▸ **WHAT TO WORK ON**
Your task is to transcribe all of the records exactly and leave out the pictures.

[Saved entries]
* * * * * * *

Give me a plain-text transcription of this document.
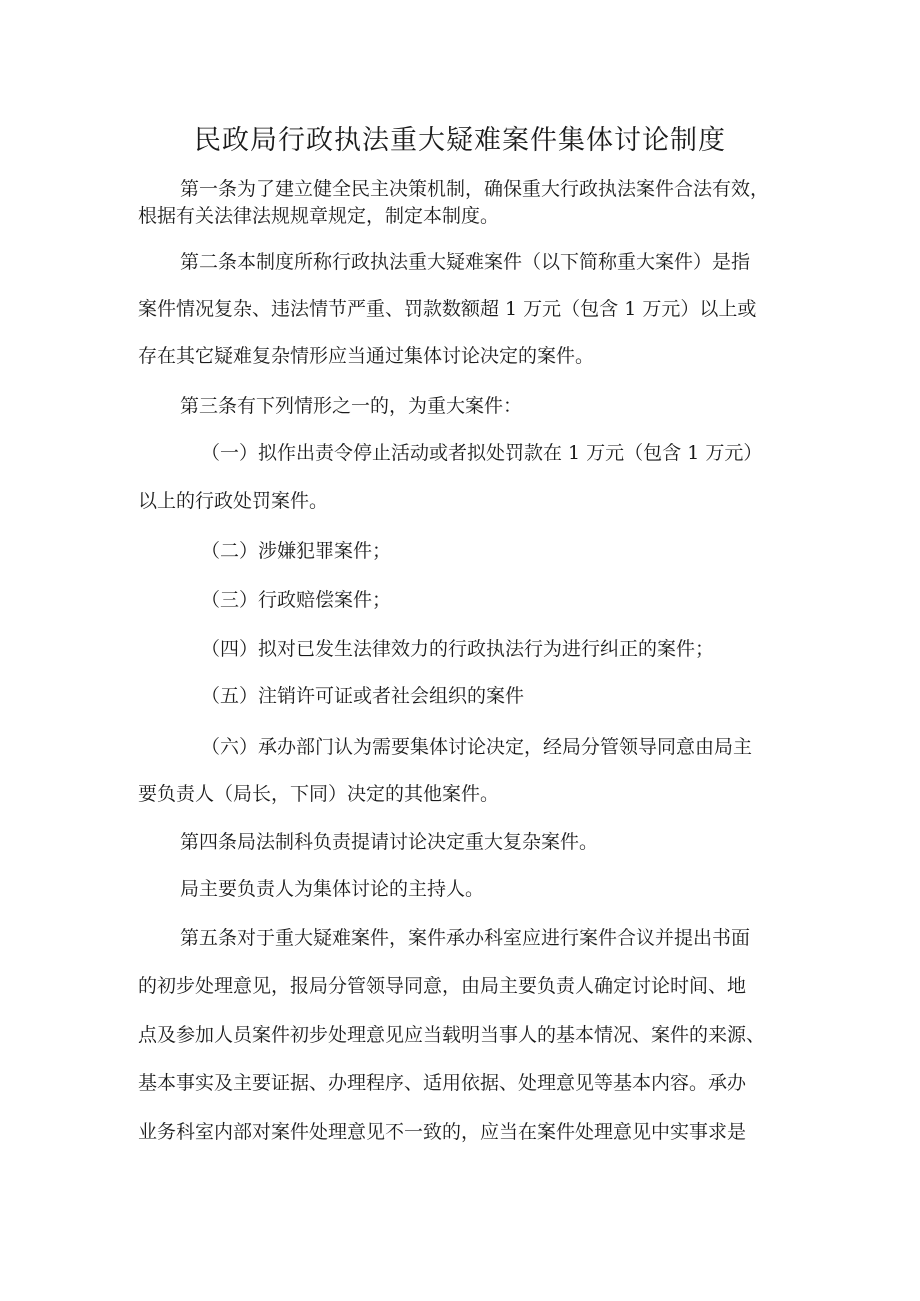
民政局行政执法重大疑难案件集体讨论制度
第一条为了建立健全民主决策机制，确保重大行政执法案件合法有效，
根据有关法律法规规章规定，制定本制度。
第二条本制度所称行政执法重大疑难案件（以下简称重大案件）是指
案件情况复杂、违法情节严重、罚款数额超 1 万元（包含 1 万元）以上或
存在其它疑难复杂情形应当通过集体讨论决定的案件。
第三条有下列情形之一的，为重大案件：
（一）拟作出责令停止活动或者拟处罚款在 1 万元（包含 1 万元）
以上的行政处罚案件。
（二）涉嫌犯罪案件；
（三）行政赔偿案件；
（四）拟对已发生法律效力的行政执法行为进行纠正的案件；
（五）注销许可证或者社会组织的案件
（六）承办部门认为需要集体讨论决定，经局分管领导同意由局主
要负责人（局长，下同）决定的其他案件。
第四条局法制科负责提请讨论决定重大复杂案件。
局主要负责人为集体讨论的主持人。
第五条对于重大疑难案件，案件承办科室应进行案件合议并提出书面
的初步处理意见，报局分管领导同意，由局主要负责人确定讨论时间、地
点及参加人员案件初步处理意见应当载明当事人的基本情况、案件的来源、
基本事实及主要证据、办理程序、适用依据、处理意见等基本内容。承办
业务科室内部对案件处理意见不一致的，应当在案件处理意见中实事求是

* * * * * * *

▸ **RESPONSE TO THE EXERCISE**
Give me a plain-text transcription of this document.
民政局行政执法重大疑难案件集体讨论制度
第一条为了建立健全民主决策机制，确保重大行政执法案件合法有效，
根据有关法律法规规章规定，制定本制度。
第二条本制度所称行政执法重大疑难案件（以下简称重大案件）是指
案件情况复杂、违法情节严重、罚款数额超 1 万元（包含 1 万元）以上或
存在其它疑难复杂情形应当通过集体讨论决定的案件。
第三条有下列情形之一的，为重大案件：
（一）拟作出责令停止活动或者拟处罚款在 1 万元（包含 1 万元）
以上的行政处罚案件。
（二）涉嫌犯罪案件；
（三）行政赔偿案件；
（四）拟对已发生法律效力的行政执法行为进行纠正的案件；
（五）注销许可证或者社会组织的案件
（六）承办部门认为需要集体讨论决定，经局分管领导同意由局主
要负责人（局长，下同）决定的其他案件。
第四条局法制科负责提请讨论决定重大复杂案件。
局主要负责人为集体讨论的主持人。
第五条对于重大疑难案件，案件承办科室应进行案件合议并提出书面
的初步处理意见，报局分管领导同意，由局主要负责人确定讨论时间、地
点及参加人员案件初步处理意见应当载明当事人的基本情况、案件的来源、
基本事实及主要证据、办理程序、适用依据、处理意见等基本内容。承办
业务科室内部对案件处理意见不一致的，应当在案件处理意见中实事求是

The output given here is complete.